> **Exercise objective**
Print each line exactly as it is given.

## Start Items

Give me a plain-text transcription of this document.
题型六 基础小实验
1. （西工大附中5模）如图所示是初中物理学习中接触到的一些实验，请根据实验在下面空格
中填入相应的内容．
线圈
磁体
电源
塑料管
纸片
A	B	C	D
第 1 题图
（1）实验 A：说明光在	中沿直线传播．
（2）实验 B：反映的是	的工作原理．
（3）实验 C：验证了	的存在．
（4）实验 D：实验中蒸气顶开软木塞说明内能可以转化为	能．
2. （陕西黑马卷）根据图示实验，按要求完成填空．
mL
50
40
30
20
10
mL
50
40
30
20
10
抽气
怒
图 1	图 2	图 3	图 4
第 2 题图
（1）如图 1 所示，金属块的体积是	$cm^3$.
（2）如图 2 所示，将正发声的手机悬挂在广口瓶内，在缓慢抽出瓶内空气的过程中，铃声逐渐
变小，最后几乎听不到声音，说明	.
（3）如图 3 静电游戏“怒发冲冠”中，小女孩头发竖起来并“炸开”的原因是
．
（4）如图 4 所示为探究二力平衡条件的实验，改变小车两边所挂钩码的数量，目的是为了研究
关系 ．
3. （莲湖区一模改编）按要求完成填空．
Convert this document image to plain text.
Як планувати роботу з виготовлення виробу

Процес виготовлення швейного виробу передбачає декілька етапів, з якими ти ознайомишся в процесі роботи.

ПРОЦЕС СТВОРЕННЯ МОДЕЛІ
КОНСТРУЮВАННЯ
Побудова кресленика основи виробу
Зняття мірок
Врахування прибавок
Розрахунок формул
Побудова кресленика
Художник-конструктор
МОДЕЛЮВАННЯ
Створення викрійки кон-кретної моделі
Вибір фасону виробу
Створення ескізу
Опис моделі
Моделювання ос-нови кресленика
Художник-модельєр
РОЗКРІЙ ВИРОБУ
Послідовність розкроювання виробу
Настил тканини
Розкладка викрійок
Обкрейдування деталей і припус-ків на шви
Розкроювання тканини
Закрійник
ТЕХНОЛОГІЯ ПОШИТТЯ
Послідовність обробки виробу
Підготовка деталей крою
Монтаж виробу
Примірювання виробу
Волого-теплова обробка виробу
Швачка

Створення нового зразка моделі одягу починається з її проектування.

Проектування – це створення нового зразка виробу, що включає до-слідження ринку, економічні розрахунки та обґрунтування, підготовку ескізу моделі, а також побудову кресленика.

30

## End Items

> **Expected answer**
Give me a plain-text transcription of this document.
题型六 基础小实验
1. （西工大附中5模）如图所示是初中物理学习中接触到的一些实验，请根据实验在下面空格
中填入相应的内容．
线圈
磁体
电源
塑料管
纸片
A	B	C	D
第 1 题图
（1）实验 A：说明光在	中沿直线传播．
（2）实验 B：反映的是	的工作原理．
（3）实验 C：验证了	的存在．
（4）实验 D：实验中蒸气顶开软木塞说明内能可以转化为	能．
2. （陕西黑马卷）根据图示实验，按要求完成填空．
mL
50
40
30
20
10
mL
50
40
30
20
10
抽气
怒
图 1	图 2	图 3	图 4
第 2 题图
（1）如图 1 所示，金属块的体积是	$cm^3$.
（2）如图 2 所示，将正发声的手机悬挂在广口瓶内，在缓慢抽出瓶内空气的过程中，铃声逐渐
变小，最后几乎听不到声音，说明	.
（3）如图 3 静电游戏“怒发冲冠”中，小女孩头发竖起来并“炸开”的原因是
．
（4）如图 4 所示为探究二力平衡条件的实验，改变小车两边所挂钩码的数量，目的是为了研究
关系 ．
3. （莲湖区一模改编）按要求完成填空．
Convert this document image to plain text.
Як планувати роботу з виготовлення виробу

Процес виготовлення швейного виробу передбачає декілька етапів, з якими ти ознайомишся в процесі роботи.

ПРОЦЕС СТВОРЕННЯ МОДЕЛІ
КОНСТРУЮВАННЯ
Побудова кресленика основи виробу
Зняття мірок
Врахування прибавок
Розрахунок формул
Побудова кресленика
Художник-конструктор
МОДЕЛЮВАННЯ
Створення викрійки кон-кретної моделі
Вибір фасону виробу
Створення ескізу
Опис моделі
Моделювання ос-нови кресленика
Художник-модельєр
РОЗКРІЙ ВИРОБУ
Послідовність розкроювання виробу
Настил тканини
Розкладка викрійок
Обкрейдування деталей і припус-ків на шви
Розкроювання тканини
Закрійник
ТЕХНОЛОГІЯ ПОШИТТЯ
Послідовність обробки виробу
Підготовка деталей крою
Монтаж виробу
Примірювання виробу
Волого-теплова обробка виробу
Швачка

Створення нового зразка моделі одягу починається з її проектування.

Проектування – це створення нового зразка виробу, що включає до-слідження ринку, економічні розрахунки та обґрунтування, підготовку ескізу моделі, а також побудову кресленика.

30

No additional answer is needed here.